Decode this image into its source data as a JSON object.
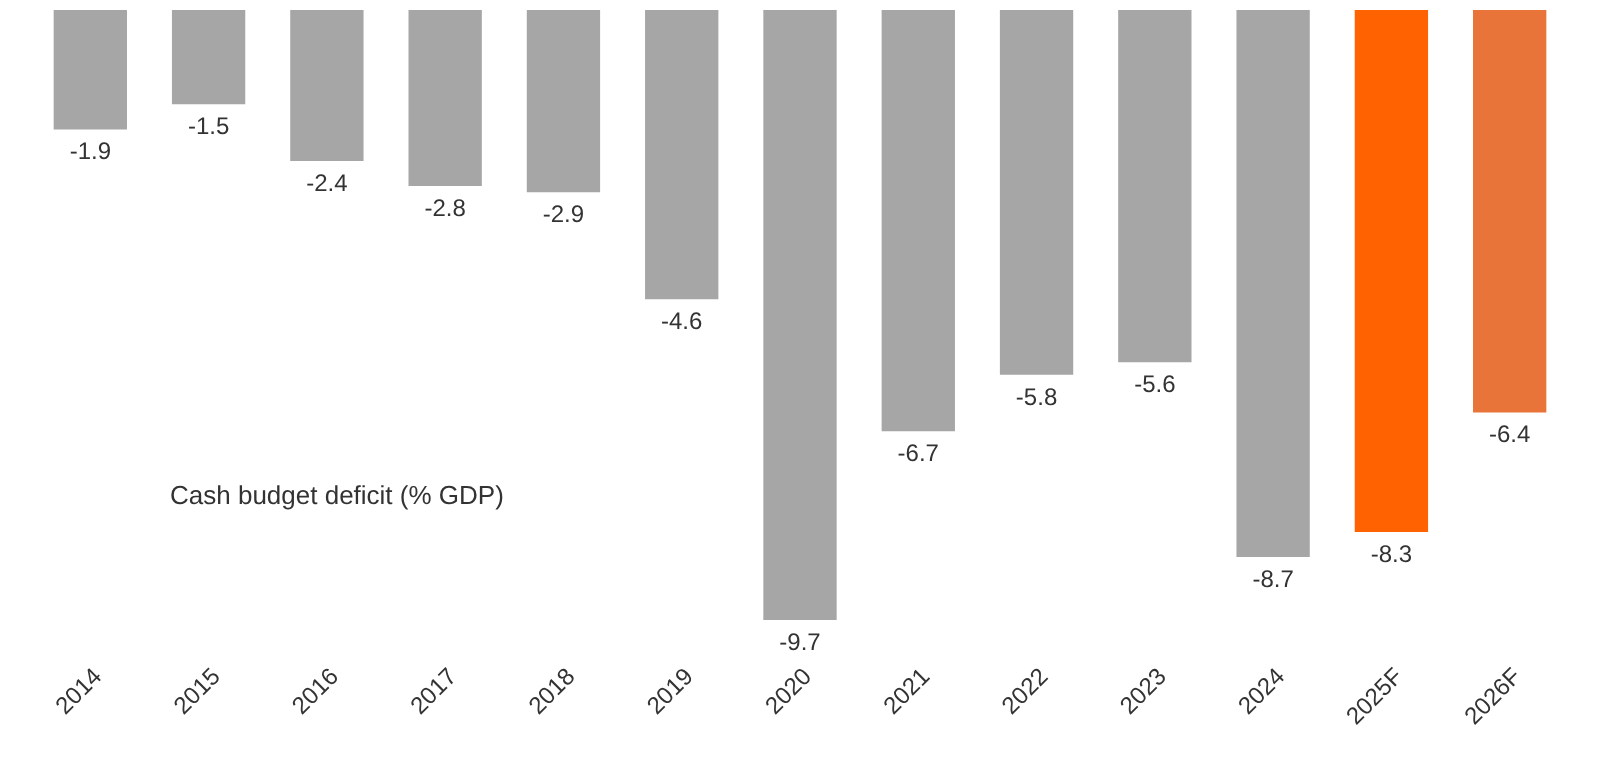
{
  "chart_data": {
    "type": "bar",
    "categories": [
      "2014",
      "2015",
      "2016",
      "2017",
      "2018",
      "2019",
      "2020",
      "2021",
      "2022",
      "2023",
      "2024",
      "2025F",
      "2026F"
    ],
    "values": [
      -1.9,
      -1.5,
      -2.4,
      -2.8,
      -2.9,
      -4.6,
      -9.7,
      -6.7,
      -5.8,
      -5.6,
      -8.7,
      -8.3,
      -6.4
    ],
    "colors": [
      "#a6a6a6",
      "#a6a6a6",
      "#a6a6a6",
      "#a6a6a6",
      "#a6a6a6",
      "#a6a6a6",
      "#a6a6a6",
      "#a6a6a6",
      "#a6a6a6",
      "#a6a6a6",
      "#a6a6a6",
      "#ff6200",
      "#e9743a"
    ],
    "data_labels": true,
    "annotations": [
      "Cash budget deficit (% GDP)"
    ],
    "legend": false
  }
}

- _AIM OF THE TASK_: Leave the pictures out and print the records above exactly as they stand.

- _RESPONSE TO THE EXERCISE_:
Decode this image into its source data as a JSON object.
{
  "chart_data": {
    "type": "bar",
    "categories": [
      "2014",
      "2015",
      "2016",
      "2017",
      "2018",
      "2019",
      "2020",
      "2021",
      "2022",
      "2023",
      "2024",
      "2025F",
      "2026F"
    ],
    "values": [
      -1.9,
      -1.5,
      -2.4,
      -2.8,
      -2.9,
      -4.6,
      -9.7,
      -6.7,
      -5.8,
      -5.6,
      -8.7,
      -8.3,
      -6.4
    ],
    "colors": [
      "#a6a6a6",
      "#a6a6a6",
      "#a6a6a6",
      "#a6a6a6",
      "#a6a6a6",
      "#a6a6a6",
      "#a6a6a6",
      "#a6a6a6",
      "#a6a6a6",
      "#a6a6a6",
      "#a6a6a6",
      "#ff6200",
      "#e9743a"
    ],
    "data_labels": true,
    "annotations": [
      "Cash budget deficit (% GDP)"
    ],
    "legend": false
  }
}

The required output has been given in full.